[Stored items from a collection]
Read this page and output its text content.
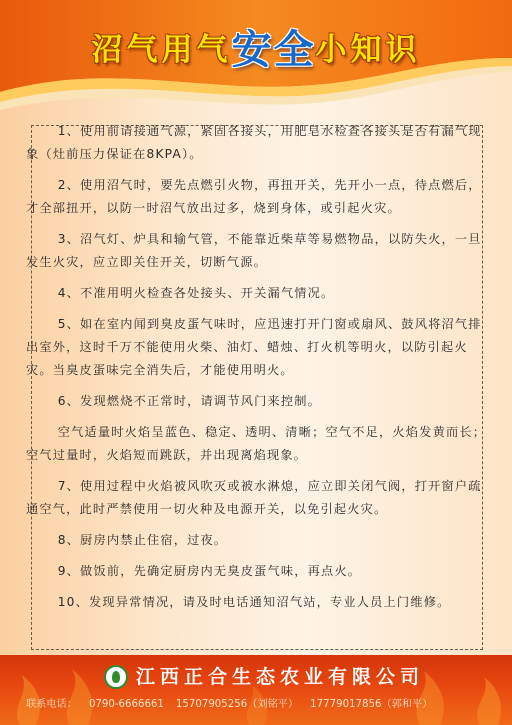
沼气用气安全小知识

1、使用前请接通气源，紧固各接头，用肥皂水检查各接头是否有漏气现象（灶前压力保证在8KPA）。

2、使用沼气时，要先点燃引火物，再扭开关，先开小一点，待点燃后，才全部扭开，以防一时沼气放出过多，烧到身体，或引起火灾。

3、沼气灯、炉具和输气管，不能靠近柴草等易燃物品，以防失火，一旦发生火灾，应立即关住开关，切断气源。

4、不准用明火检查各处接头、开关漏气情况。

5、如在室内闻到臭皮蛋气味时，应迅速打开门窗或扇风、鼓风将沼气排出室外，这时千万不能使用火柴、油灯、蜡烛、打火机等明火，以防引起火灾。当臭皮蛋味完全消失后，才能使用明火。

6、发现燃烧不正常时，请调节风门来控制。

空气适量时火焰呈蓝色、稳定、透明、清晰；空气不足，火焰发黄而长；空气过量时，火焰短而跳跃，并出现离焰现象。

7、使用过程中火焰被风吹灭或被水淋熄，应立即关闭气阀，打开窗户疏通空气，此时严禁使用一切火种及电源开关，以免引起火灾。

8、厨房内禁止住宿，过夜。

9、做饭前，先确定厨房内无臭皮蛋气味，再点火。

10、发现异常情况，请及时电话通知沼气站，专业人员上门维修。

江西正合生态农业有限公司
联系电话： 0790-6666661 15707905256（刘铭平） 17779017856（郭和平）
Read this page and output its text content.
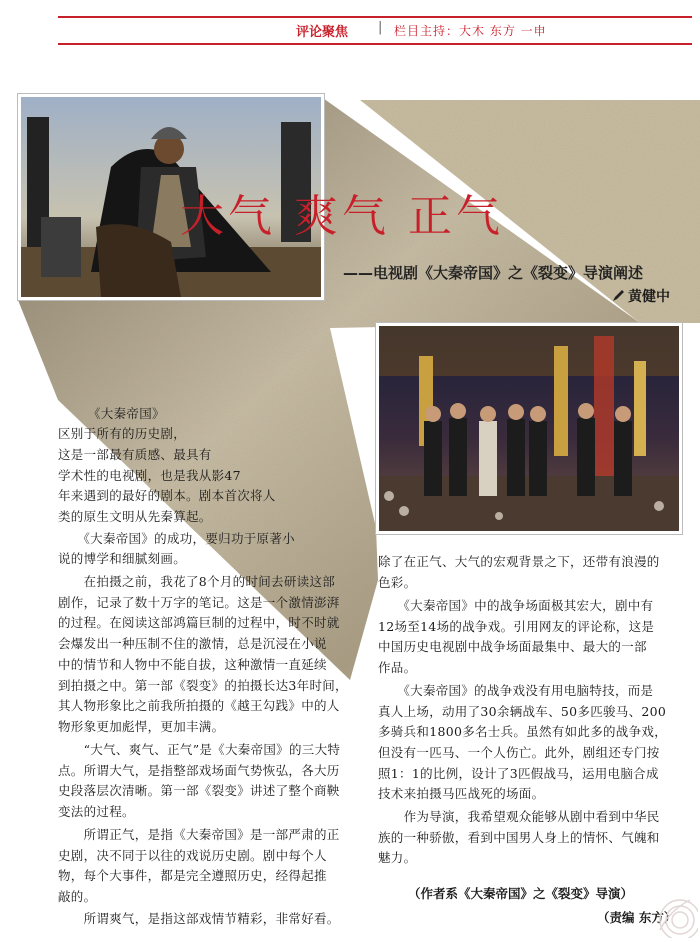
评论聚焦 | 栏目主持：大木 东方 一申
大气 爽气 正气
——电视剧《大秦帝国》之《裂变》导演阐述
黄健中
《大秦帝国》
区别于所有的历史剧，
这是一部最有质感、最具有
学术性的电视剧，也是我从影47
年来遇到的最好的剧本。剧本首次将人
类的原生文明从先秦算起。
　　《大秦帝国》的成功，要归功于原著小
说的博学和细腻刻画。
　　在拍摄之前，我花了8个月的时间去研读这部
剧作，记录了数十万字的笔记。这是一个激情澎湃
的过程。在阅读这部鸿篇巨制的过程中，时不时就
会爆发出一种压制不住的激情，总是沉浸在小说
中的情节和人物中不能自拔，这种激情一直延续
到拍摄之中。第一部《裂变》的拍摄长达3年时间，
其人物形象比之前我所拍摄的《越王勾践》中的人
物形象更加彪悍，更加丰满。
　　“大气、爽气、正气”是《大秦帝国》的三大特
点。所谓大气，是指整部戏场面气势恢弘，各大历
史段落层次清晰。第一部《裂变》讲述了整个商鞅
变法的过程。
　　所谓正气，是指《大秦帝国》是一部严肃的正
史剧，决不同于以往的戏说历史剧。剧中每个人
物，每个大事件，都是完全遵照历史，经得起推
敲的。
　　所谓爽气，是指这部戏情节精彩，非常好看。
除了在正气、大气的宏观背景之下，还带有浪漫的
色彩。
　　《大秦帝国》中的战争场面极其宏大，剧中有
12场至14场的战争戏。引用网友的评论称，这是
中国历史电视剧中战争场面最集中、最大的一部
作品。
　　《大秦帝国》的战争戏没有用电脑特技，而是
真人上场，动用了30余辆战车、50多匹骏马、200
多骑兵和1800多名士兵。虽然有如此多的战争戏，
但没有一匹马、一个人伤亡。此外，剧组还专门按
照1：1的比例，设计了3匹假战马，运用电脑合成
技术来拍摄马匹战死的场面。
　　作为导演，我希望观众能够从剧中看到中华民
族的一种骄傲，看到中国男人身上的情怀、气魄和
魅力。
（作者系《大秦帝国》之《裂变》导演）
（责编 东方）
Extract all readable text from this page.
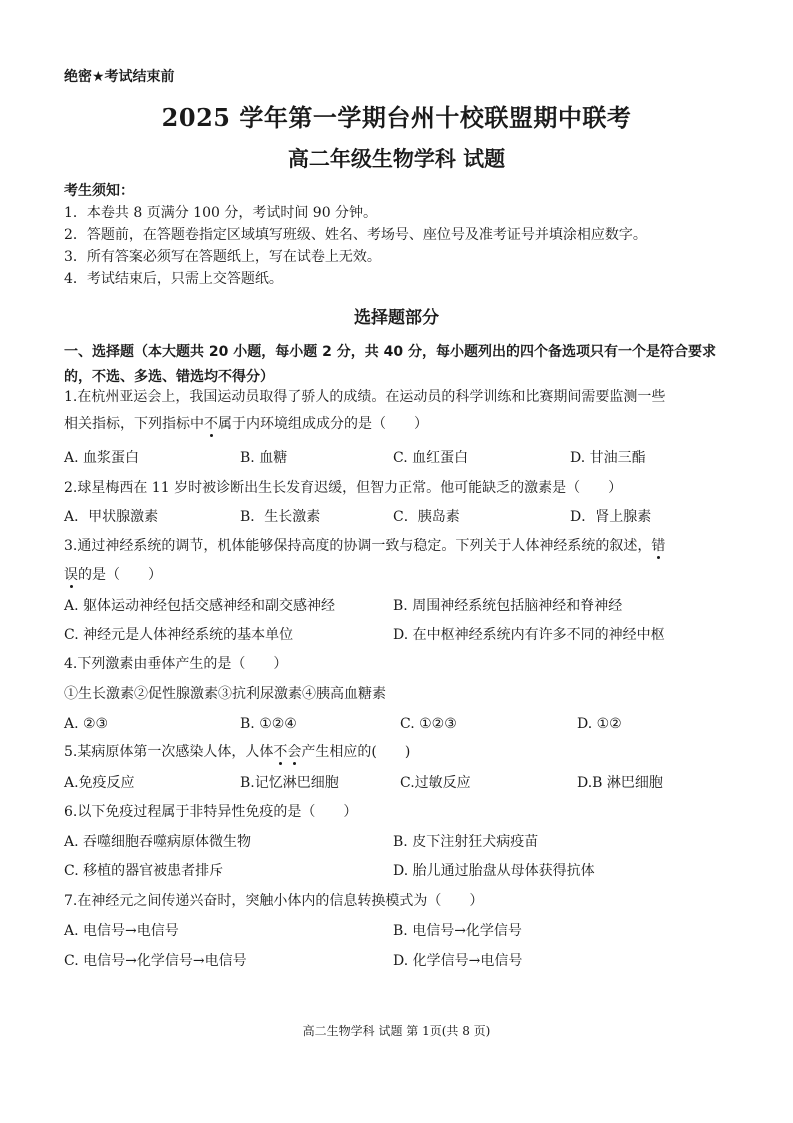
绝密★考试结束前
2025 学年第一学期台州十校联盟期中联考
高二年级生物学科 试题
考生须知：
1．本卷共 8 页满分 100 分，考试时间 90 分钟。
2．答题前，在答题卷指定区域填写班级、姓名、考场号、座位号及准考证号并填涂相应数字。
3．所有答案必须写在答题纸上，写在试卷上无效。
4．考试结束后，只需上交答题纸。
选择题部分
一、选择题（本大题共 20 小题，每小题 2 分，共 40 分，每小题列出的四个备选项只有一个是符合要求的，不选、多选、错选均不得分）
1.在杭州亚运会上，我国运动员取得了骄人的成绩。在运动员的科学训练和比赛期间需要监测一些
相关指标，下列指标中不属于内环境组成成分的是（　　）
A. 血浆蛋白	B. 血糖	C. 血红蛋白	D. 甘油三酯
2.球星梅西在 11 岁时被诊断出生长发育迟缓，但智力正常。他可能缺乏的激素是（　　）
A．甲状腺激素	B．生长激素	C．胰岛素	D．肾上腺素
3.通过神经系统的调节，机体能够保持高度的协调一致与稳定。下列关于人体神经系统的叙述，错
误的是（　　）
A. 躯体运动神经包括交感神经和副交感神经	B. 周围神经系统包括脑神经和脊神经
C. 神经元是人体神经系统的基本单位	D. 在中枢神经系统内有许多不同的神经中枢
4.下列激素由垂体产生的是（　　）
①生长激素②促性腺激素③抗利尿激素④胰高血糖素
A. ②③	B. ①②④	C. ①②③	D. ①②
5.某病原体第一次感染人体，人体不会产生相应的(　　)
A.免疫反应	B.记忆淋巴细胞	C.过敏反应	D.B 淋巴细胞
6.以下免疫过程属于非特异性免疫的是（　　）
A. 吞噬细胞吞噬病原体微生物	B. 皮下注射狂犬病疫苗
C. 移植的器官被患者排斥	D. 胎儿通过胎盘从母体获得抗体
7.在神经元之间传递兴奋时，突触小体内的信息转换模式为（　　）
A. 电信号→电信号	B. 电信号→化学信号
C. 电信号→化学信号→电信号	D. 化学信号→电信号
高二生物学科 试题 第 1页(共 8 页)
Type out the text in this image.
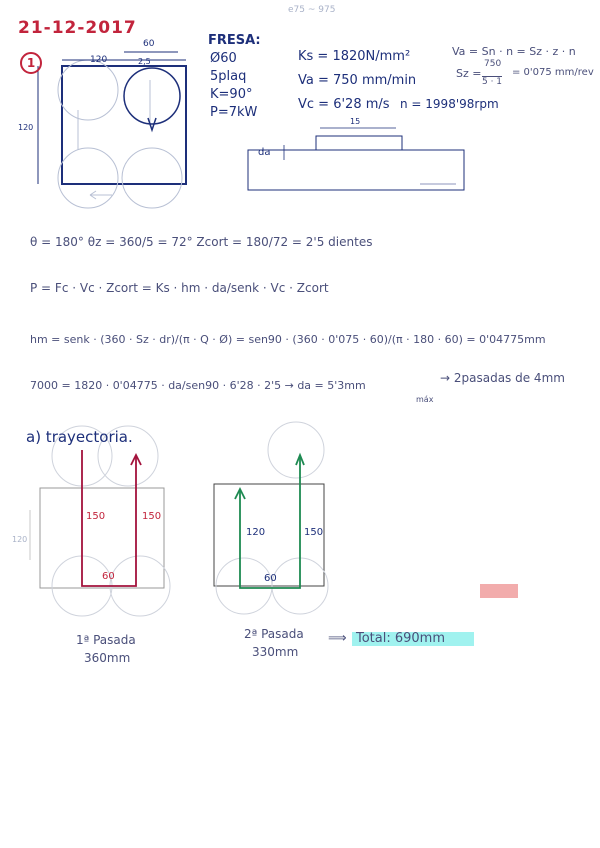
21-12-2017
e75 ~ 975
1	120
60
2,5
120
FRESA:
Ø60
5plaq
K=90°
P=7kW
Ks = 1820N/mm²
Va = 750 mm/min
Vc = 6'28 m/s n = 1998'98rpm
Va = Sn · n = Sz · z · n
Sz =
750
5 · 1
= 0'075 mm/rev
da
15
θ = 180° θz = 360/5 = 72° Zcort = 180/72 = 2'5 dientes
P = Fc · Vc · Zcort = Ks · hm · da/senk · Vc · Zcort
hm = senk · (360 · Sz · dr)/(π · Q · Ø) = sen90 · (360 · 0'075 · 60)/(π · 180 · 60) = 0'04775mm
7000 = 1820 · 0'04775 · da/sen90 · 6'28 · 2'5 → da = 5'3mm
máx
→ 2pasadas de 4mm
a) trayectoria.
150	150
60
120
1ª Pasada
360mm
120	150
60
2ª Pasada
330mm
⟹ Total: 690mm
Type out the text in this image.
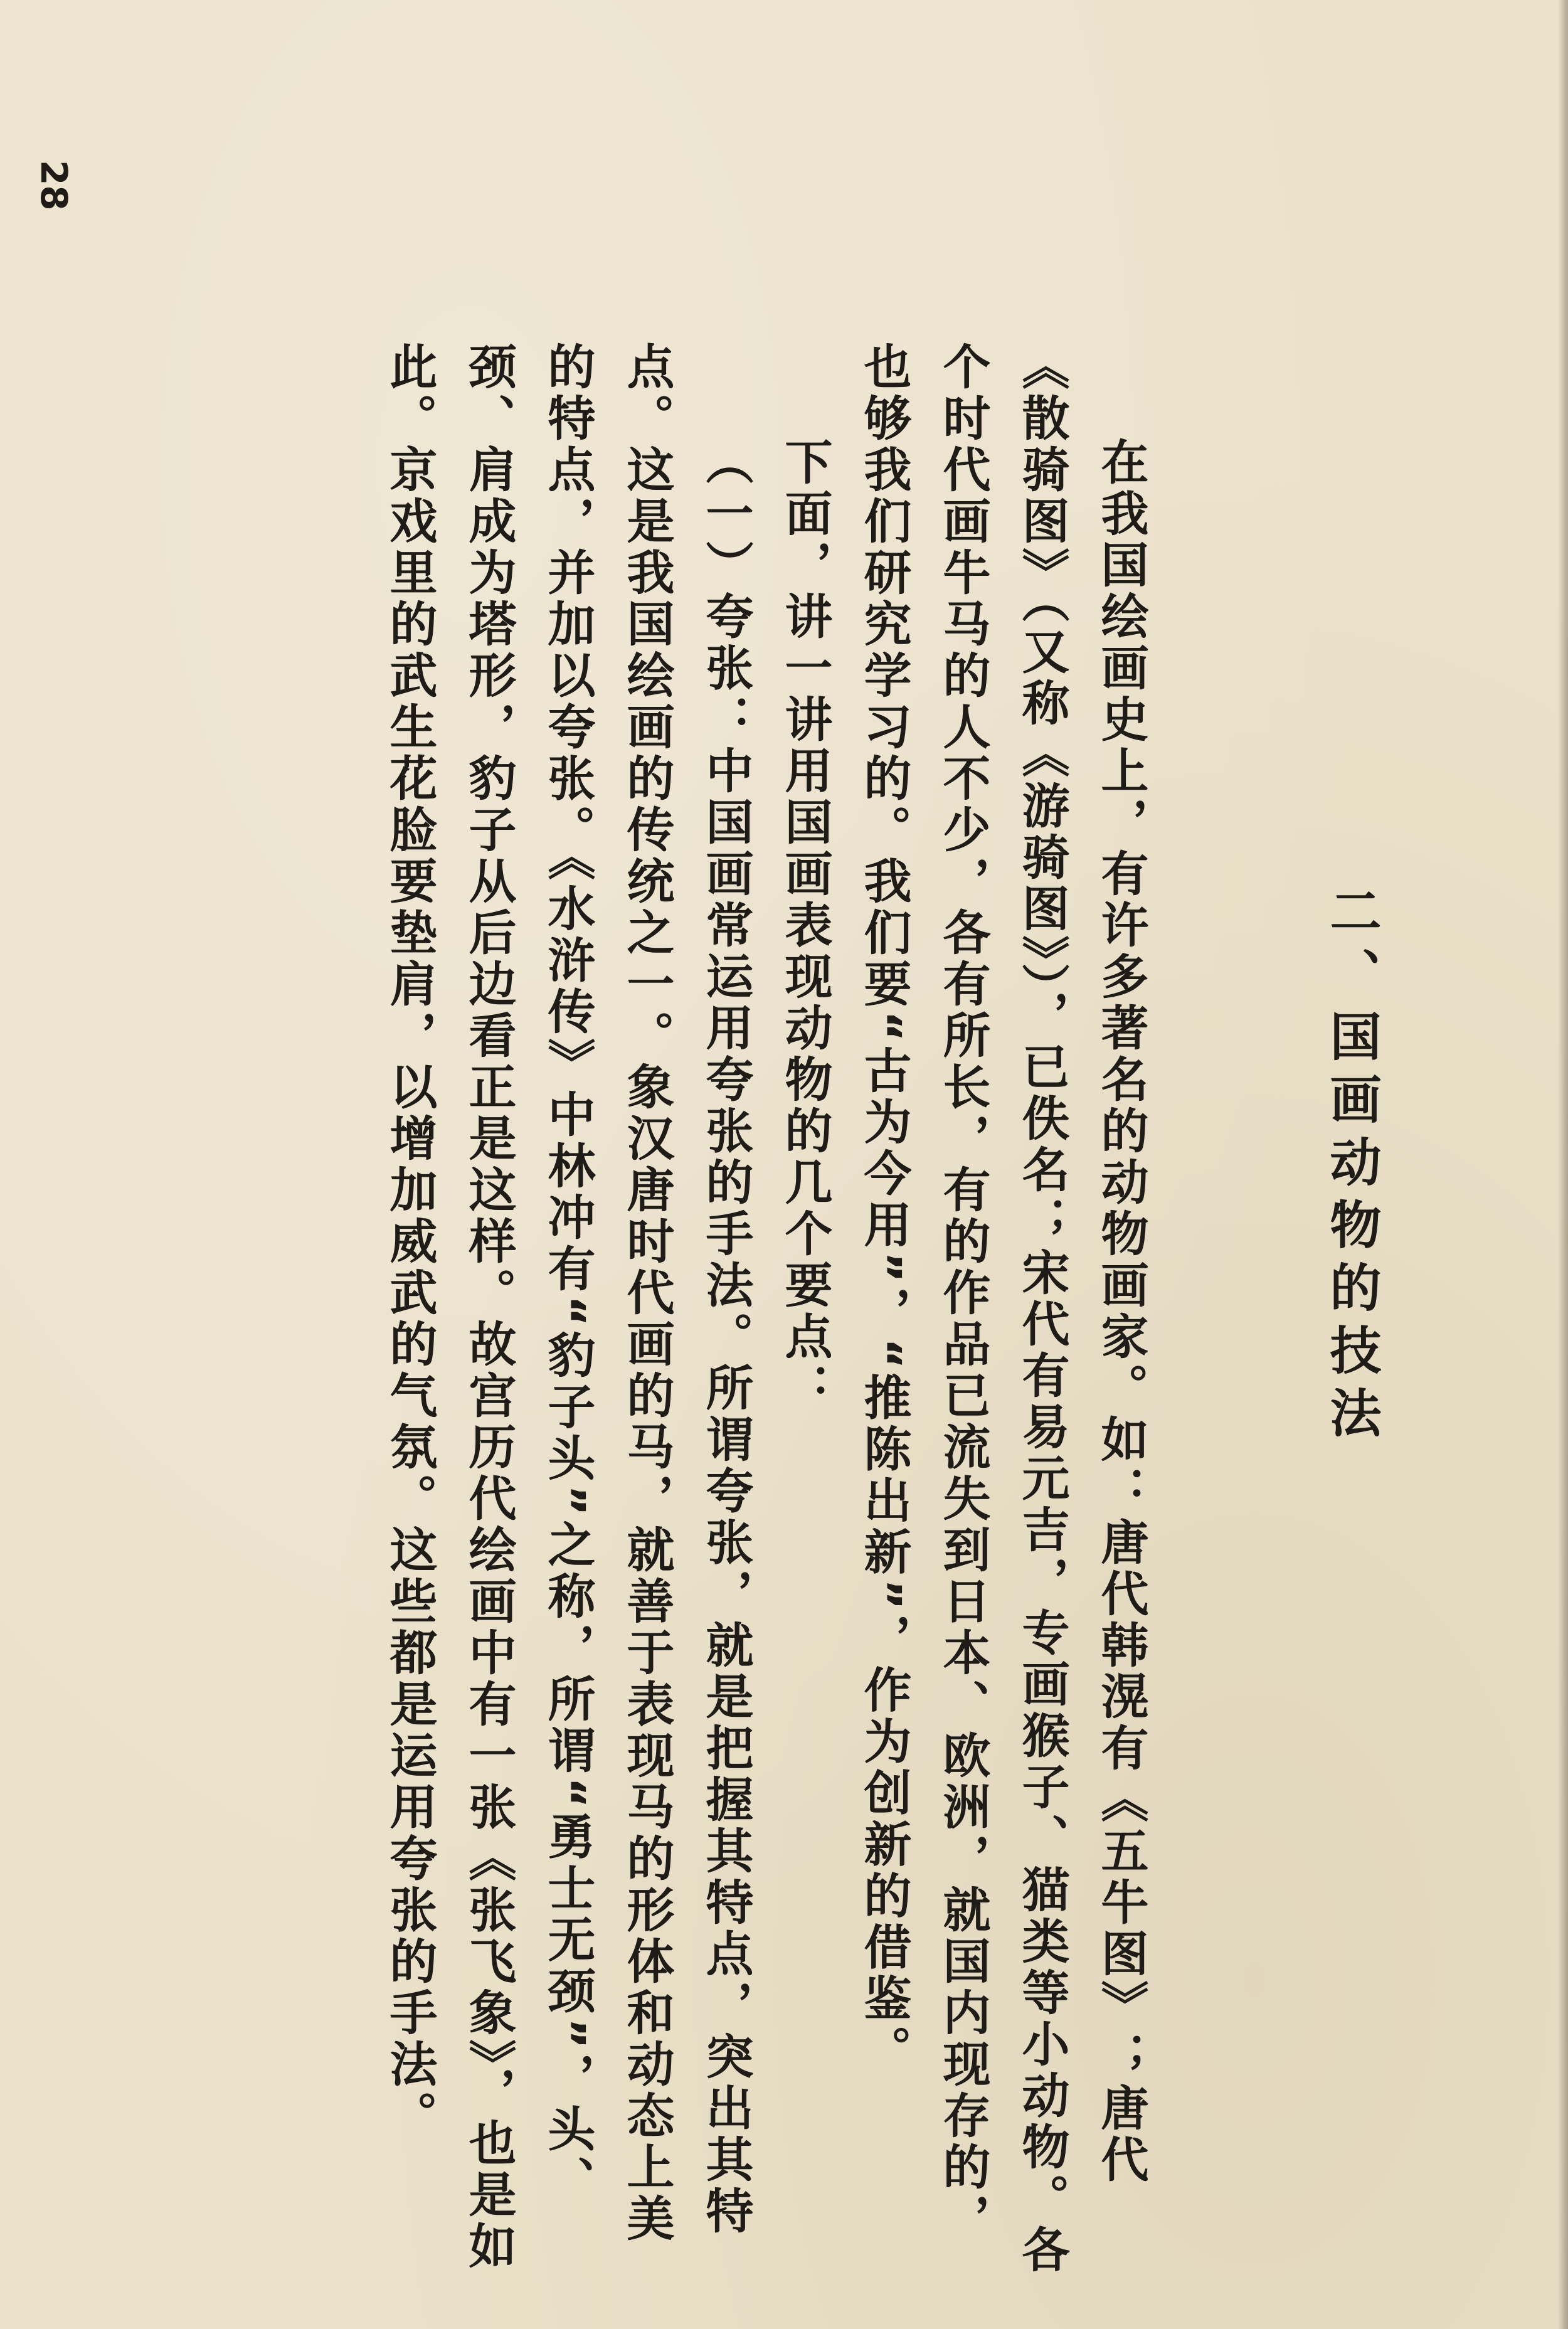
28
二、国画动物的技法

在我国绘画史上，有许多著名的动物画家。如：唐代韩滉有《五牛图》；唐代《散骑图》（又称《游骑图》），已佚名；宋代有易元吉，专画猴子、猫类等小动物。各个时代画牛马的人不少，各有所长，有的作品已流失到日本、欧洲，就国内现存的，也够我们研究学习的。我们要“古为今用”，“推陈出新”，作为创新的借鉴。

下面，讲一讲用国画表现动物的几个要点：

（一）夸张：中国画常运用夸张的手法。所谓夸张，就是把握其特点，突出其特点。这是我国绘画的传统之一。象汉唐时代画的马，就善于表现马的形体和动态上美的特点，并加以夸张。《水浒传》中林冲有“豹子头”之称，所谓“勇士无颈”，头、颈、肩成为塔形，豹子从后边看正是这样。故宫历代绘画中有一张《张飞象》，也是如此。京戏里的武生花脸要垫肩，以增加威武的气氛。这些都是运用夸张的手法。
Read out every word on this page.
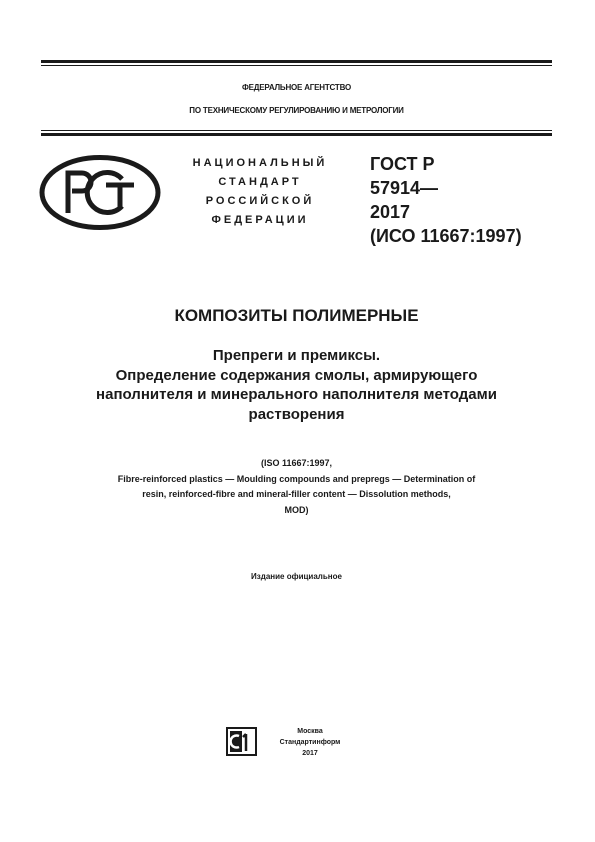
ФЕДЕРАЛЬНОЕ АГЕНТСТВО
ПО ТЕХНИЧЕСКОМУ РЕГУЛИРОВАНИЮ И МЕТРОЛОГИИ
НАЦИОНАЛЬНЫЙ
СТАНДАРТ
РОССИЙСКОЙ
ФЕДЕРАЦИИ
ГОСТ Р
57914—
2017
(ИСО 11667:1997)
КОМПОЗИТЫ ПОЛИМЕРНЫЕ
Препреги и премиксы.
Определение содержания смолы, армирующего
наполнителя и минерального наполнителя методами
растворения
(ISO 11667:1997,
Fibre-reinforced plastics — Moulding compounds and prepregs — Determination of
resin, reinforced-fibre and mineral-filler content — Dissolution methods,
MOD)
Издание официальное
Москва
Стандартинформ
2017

_Exercise_
All lines of the data above that include the word "senk" must be shown.

_Completed task_
P = Fc · Vc · Zcort = Ks · hm · da/senk · Vc · Zcort
hm = senk · (360 · Sz · dr)/(π · Q · Ø) = sen90 · (360 · 0'075 · 60)/(π · 180 · 60) = 0'04775mm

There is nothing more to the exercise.